— BEGIN Data for this task —
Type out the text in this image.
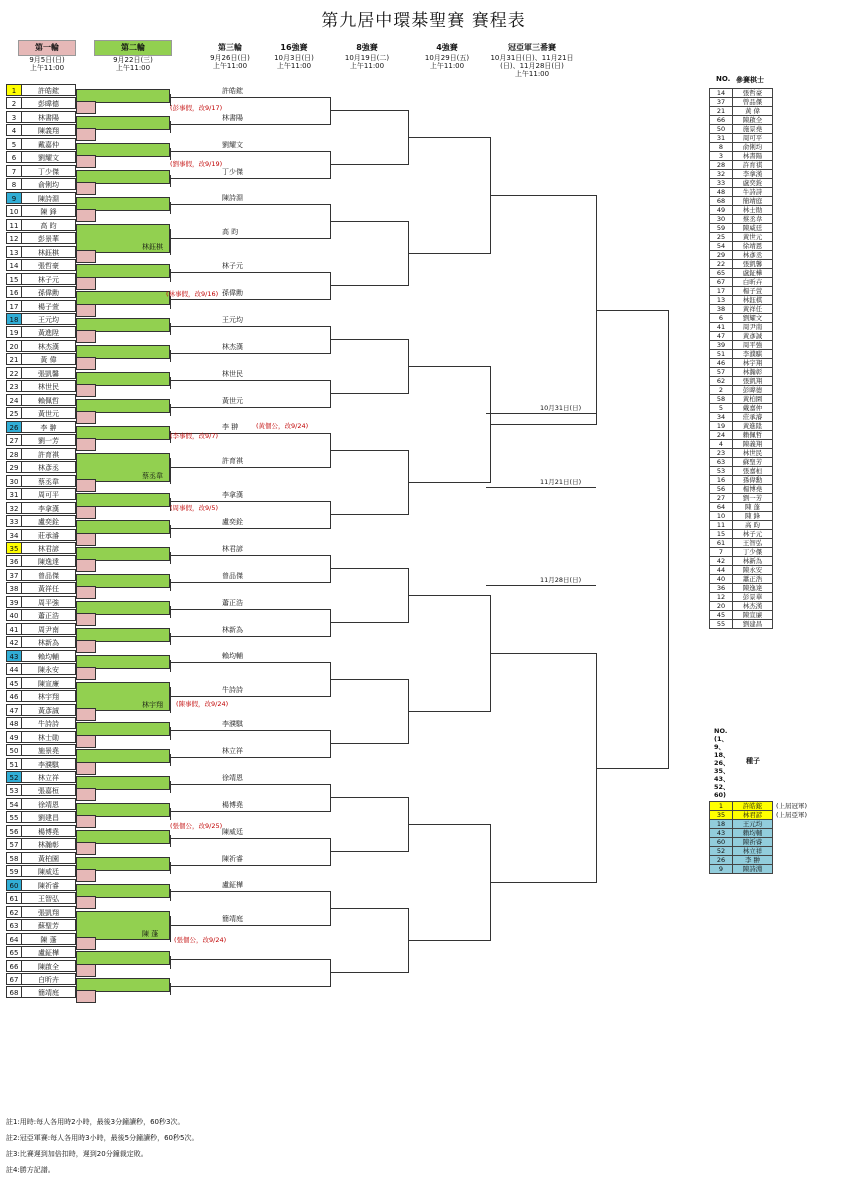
第九居中環棊聖賽 賽程表
第一輪
9月5日(日)
上午11:00
第二輪
9月22日(三)
上午11:00
第三輪
9月26日(日)
上午11:00
16強賽
10月3日(日)
上午11:00
8強賽
10月19日(二)
上午11:00
4強賽
10月29日(五)
上午11:00
冠亞軍三番賽
10月31日(日)、11月21日(日)、11月28日(日)
上午11:00
1	許皓鋐
2	彭暐德
3	林書陽
4	陳義翔
5	戴嘉仲
6	劉耀文
7	丁少傑
8	俞俐均
9	陳詩淵
10	陳 鋒
11	高 昀
12	彭景華
13	林鈺棋
14	張哲豪
15	林子元
16	孫偉勳
17	楊子萱
18	王元均
19	黃進陞
20	林杰漢
21	黃 偉
22	張凱馨
23	林世民
24	賴佩哲
25	黃世元
26	李 翀
27	劉一芳
28	許育祺
29	林彥丞
30	蔡丞韋
31	周可平
32	李拿漢
33	盧奕銓
34	莊承濬
35	林君諺
36	陳逸達
37	曾品傑
38	黃祥任
39	周平強
40	蕭正浩
41	周尹南
42	林新為
43	賴均輔
44	陳永安
45	陳宣廉
46	林宇翔
47	黃彥誠
48	牛詩詩
49	林士勛
50	施景堯
51	李濮騏
52	林立祥
53	張嘉桓
54	徐靖恩
55	劉建昌
56	楊博堯
57	林瀚彰
58	黃柏園
59	陳威廷
60	陳祈睿
61	王智弘
62	張凱翔
63	蘇聖芳
64	陳 蓬
65	盧鉦樺
66	陳啟全
67	白昕卉
68	簡靖庭
林鈺棋
蔡丞韋
林宇翔
陳 蓬
許皓鋐
林書陽
劉耀文
丁少傑
陳詩淵
高 昀
林子元
孫偉勳
王元均
林杰漢
林世民
黃世元
李 翀
許育祺
李拿漢
盧奕銓
林君諺
曾品傑
蕭正浩
林新為
賴均輔
牛詩詩
李濮騏
林立祥
徐靖恩
楊博堯
陳威廷
陳祈睿
盧鉦樺
簡靖庭
(彭事假，改9/17)
(劉事假，改9/19)
(林事假，改9/16)
(黃個公，改9/24)
(李事假，改9/7)
(周事假，改9/5)
(陳事假，改9/24)
(張個公，改9/25)
(張個公，改9/24)
10月31日(日)
11月21日(日)
11月28日(日)
NO. 參賽棋士
14	張哲豪
37	曾品傑
21	黃 偉
66	陳啟全
50	施景堯
31	周可平
8	俞俐均
3	林書陽
28	許育祺
32	李拿漢
33	盧奕銓
48	牛詩詩
68	簡靖庭
49	林士勛
30	蔡丞韋
59	陳威廷
25	黃世元
54	徐靖恩
29	林彥丞
22	張凱馨
65	盧鉦樺
67	白昕卉
17	楊子萱
13	林鈺棋
38	黃祥任
6	劉耀文
41	周尹南
47	黃彥誠
39	周平強
51	李濮騏
46	林宇翔
57	林瀚彰
62	張凱翔
2	彭暐德
58	黃柏園
5	戴嘉仲
34	莊承濬
19	黃進陞
24	賴佩哲
4	陳義翔
23	林世民
63	蘇聖芳
53	張嘉桓
16	孫偉勳
56	楊博堯
27	劉一芳
64	陳 蓬
10	陳 鋒
11	高 昀
15	林子元
61	王智弘
7	丁少傑
42	林新為
44	陳永安
40	蕭正浩
36	陳逸達
12	彭景華
20	林杰漢
45	陳宣廉
55	劉建昌
NO.(1、9、18、26、35、43、52、60)
種子
1	許皓鋐
35	林君諺
18	王元均
43	賴均輔
60	陳祈睿
52	林立祥
26	李 翀
9	陳詩淵
(上屆冠軍)
(上屆亞軍)
註1:用時:每人各用時2小時，最後3分鐘讀秒，60秒3次。
註2:冠亞軍賽:每人各用時3小時，最後5分鐘讀秒，60秒5次。
註3:比賽遲到加倍扣時，遲到20分鐘裁定敗。
註4:勝方記譜。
— END Data for this task —
• **Direction**:
All of the data needs repeating exactly, but the pictures do not.

• **Exercise response**:
Type out the text in this image.
第九居中環棊聖賽 賽程表
第一輪
9月5日(日)
上午11:00
第二輪
9月22日(三)
上午11:00
第三輪
9月26日(日)
上午11:00
16強賽
10月3日(日)
上午11:00
8強賽
10月19日(二)
上午11:00
4強賽
10月29日(五)
上午11:00
冠亞軍三番賽
10月31日(日)、11月21日(日)、11月28日(日)
上午11:00
1	許皓鋐
2	彭暐德
3	林書陽
4	陳義翔
5	戴嘉仲
6	劉耀文
7	丁少傑
8	俞俐均
9	陳詩淵
10	陳 鋒
11	高 昀
12	彭景華
13	林鈺棋
14	張哲豪
15	林子元
16	孫偉勳
17	楊子萱
18	王元均
19	黃進陞
20	林杰漢
21	黃 偉
22	張凱馨
23	林世民
24	賴佩哲
25	黃世元
26	李 翀
27	劉一芳
28	許育祺
29	林彥丞
30	蔡丞韋
31	周可平
32	李拿漢
33	盧奕銓
34	莊承濬
35	林君諺
36	陳逸達
37	曾品傑
38	黃祥任
39	周平強
40	蕭正浩
41	周尹南
42	林新為
43	賴均輔
44	陳永安
45	陳宣廉
46	林宇翔
47	黃彥誠
48	牛詩詩
49	林士勛
50	施景堯
51	李濮騏
52	林立祥
53	張嘉桓
54	徐靖恩
55	劉建昌
56	楊博堯
57	林瀚彰
58	黃柏園
59	陳威廷
60	陳祈睿
61	王智弘
62	張凱翔
63	蘇聖芳
64	陳 蓬
65	盧鉦樺
66	陳啟全
67	白昕卉
68	簡靖庭
林鈺棋
蔡丞韋
林宇翔
陳 蓬
許皓鋐
林書陽
劉耀文
丁少傑
陳詩淵
高 昀
林子元
孫偉勳
王元均
林杰漢
林世民
黃世元
李 翀
許育祺
李拿漢
盧奕銓
林君諺
曾品傑
蕭正浩
林新為
賴均輔
牛詩詩
李濮騏
林立祥
徐靖恩
楊博堯
陳威廷
陳祈睿
盧鉦樺
簡靖庭
(彭事假，改9/17)
(劉事假，改9/19)
(林事假，改9/16)
(黃個公，改9/24)
(李事假，改9/7)
(周事假，改9/5)
(陳事假，改9/24)
(張個公，改9/25)
(張個公，改9/24)
10月31日(日)
11月21日(日)
11月28日(日)
NO. 參賽棋士
14	張哲豪
37	曾品傑
21	黃 偉
66	陳啟全
50	施景堯
31	周可平
8	俞俐均
3	林書陽
28	許育祺
32	李拿漢
33	盧奕銓
48	牛詩詩
68	簡靖庭
49	林士勛
30	蔡丞韋
59	陳威廷
25	黃世元
54	徐靖恩
29	林彥丞
22	張凱馨
65	盧鉦樺
67	白昕卉
17	楊子萱
13	林鈺棋
38	黃祥任
6	劉耀文
41	周尹南
47	黃彥誠
39	周平強
51	李濮騏
46	林宇翔
57	林瀚彰
62	張凱翔
2	彭暐德
58	黃柏園
5	戴嘉仲
34	莊承濬
19	黃進陞
24	賴佩哲
4	陳義翔
23	林世民
63	蘇聖芳
53	張嘉桓
16	孫偉勳
56	楊博堯
27	劉一芳
64	陳 蓬
10	陳 鋒
11	高 昀
15	林子元
61	王智弘
7	丁少傑
42	林新為
44	陳永安
40	蕭正浩
36	陳逸達
12	彭景華
20	林杰漢
45	陳宣廉
55	劉建昌
NO.(1、9、18、26、35、43、52、60)
種子
1	許皓鋐
35	林君諺
18	王元均
43	賴均輔
60	陳祈睿
52	林立祥
26	李 翀
9	陳詩淵
(上屆冠軍)
(上屆亞軍)
註1:用時:每人各用時2小時，最後3分鐘讀秒，60秒3次。
註2:冠亞軍賽:每人各用時3小時，最後5分鐘讀秒，60秒5次。
註3:比賽遲到加倍扣時，遲到20分鐘裁定敗。
註4:勝方記譜。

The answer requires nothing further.